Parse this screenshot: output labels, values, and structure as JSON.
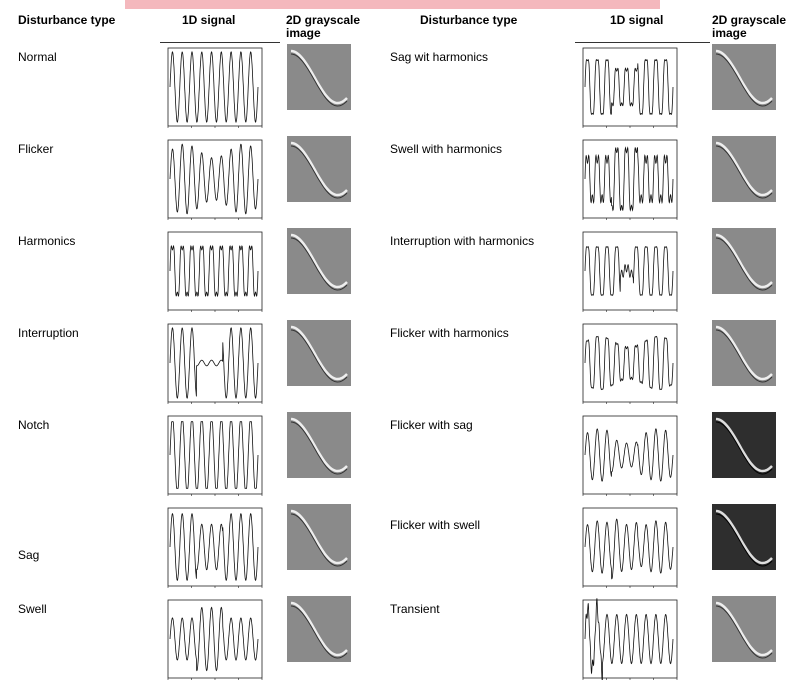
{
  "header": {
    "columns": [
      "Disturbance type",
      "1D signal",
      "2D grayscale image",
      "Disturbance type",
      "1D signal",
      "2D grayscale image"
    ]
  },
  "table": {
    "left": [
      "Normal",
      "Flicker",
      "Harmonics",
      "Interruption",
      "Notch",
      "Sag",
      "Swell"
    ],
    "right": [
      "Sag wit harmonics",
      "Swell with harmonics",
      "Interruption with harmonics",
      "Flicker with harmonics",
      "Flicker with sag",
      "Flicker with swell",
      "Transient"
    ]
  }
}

==

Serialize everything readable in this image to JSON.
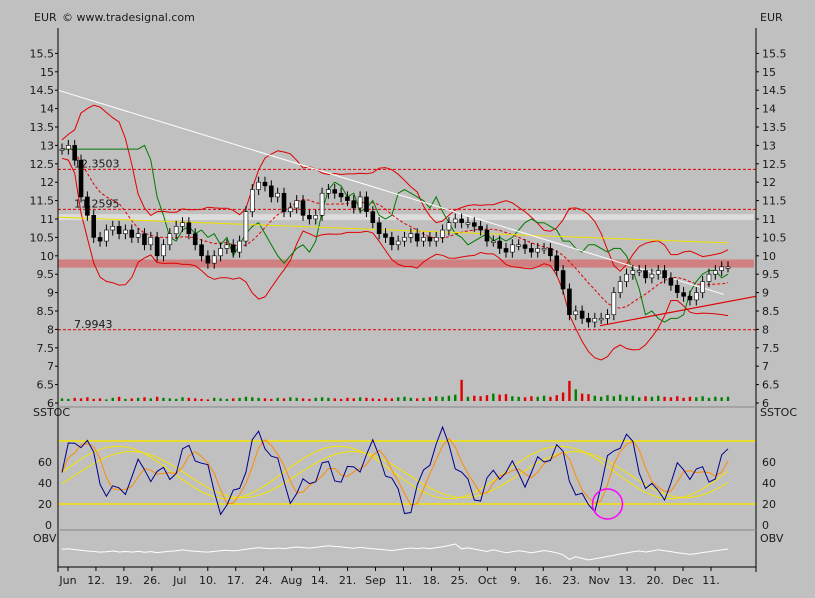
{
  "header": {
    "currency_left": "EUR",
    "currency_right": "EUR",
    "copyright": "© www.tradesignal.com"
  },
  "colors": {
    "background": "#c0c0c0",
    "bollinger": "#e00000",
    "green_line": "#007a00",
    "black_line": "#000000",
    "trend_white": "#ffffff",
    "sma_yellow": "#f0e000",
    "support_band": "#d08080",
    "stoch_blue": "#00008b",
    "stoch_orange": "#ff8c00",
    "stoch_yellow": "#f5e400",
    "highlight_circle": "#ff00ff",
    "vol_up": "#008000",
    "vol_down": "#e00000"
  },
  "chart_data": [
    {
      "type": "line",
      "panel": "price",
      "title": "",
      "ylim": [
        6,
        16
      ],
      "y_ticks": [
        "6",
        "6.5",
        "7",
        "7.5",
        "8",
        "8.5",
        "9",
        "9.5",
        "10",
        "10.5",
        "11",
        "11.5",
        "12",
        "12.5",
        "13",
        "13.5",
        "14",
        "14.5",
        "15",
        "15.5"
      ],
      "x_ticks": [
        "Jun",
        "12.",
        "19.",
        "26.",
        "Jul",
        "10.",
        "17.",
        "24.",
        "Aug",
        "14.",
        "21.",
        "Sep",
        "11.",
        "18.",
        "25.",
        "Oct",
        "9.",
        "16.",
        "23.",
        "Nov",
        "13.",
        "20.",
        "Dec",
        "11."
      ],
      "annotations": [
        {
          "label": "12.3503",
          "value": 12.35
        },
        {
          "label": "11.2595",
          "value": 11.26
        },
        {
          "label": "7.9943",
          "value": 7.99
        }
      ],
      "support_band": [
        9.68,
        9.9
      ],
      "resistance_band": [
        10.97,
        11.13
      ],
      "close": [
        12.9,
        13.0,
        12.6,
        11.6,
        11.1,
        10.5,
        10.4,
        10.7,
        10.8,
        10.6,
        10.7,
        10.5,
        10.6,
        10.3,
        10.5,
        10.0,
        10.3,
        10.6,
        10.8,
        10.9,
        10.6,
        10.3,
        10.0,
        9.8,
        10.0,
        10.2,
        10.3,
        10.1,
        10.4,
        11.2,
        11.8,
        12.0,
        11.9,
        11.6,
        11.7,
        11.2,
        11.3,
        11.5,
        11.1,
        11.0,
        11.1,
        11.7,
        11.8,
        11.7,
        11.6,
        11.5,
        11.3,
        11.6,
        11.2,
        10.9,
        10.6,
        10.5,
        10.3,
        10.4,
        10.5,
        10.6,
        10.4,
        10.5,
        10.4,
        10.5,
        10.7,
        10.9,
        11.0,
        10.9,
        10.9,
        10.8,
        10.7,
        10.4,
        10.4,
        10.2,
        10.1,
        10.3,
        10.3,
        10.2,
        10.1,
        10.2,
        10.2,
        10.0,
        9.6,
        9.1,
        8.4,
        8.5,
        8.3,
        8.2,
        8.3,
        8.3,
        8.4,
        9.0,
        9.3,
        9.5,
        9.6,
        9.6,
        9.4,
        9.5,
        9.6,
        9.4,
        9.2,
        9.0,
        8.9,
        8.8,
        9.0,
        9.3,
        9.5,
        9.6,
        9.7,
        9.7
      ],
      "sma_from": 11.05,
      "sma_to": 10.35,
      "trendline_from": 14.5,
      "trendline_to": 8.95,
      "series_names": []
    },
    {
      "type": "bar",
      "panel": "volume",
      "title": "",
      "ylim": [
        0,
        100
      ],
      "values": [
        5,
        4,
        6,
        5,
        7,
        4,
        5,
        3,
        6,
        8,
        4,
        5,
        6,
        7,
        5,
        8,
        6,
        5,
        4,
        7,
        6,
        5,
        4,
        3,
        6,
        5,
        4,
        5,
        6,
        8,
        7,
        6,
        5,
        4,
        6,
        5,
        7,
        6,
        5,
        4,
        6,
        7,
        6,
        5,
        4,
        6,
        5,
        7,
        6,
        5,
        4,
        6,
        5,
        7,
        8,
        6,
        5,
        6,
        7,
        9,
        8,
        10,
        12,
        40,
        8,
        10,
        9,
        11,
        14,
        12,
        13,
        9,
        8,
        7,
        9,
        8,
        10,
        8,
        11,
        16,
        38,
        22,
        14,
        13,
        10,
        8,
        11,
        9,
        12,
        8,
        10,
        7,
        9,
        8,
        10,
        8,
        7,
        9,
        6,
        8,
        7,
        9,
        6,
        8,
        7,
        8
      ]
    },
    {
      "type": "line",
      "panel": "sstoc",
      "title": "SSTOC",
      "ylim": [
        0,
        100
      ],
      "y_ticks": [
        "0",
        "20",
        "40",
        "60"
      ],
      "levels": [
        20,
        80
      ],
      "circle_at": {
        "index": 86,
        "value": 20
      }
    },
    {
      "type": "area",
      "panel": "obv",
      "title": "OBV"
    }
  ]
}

...

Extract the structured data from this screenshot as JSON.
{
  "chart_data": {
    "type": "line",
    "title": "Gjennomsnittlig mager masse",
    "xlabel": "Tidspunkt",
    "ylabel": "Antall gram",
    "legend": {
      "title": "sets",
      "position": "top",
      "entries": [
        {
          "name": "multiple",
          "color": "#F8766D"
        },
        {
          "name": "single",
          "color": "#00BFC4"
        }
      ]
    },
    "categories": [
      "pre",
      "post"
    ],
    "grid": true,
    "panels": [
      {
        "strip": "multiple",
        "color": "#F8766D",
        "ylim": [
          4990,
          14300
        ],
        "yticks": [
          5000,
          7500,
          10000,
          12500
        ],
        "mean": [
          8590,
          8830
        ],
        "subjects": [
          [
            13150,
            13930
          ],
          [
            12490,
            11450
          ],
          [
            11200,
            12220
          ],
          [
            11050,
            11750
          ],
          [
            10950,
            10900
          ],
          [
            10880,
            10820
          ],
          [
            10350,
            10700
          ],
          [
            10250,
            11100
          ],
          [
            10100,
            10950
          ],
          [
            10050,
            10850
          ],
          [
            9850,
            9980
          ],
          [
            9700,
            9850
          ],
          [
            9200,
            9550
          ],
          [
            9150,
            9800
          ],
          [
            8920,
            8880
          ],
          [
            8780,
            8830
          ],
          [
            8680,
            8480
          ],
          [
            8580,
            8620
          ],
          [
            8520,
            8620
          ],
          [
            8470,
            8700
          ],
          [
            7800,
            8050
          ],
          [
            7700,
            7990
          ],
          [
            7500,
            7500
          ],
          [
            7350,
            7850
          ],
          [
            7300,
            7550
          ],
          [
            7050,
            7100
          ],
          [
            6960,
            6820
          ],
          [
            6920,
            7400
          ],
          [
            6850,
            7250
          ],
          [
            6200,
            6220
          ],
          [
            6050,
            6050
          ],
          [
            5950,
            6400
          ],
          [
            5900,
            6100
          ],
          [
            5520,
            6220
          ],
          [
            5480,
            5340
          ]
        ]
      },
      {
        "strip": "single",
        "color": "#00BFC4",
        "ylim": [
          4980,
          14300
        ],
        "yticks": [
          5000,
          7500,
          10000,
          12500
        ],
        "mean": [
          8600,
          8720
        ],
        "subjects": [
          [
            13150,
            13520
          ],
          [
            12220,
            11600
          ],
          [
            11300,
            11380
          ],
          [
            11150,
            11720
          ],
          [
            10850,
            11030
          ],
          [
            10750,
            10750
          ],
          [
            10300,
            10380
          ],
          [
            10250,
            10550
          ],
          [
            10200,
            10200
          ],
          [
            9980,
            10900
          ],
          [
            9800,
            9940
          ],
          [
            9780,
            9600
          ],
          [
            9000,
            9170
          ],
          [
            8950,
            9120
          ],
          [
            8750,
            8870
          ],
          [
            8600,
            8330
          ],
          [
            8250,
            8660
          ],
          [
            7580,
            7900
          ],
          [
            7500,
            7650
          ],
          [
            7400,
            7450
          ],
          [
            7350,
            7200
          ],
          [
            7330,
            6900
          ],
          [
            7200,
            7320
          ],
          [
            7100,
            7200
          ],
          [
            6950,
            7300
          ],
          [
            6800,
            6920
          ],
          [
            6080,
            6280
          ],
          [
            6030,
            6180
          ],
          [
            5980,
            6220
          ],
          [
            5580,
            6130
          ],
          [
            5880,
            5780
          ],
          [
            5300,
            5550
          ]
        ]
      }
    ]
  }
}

* Written exercise
Find every line in the records above that holds the word "JSON", and copy each one.

* Response to this task
Parse this screenshot: output labels, values, and structure as JSON.
Serialize everything readable in this image to JSON.
Extract the structured data from this screenshot as JSON.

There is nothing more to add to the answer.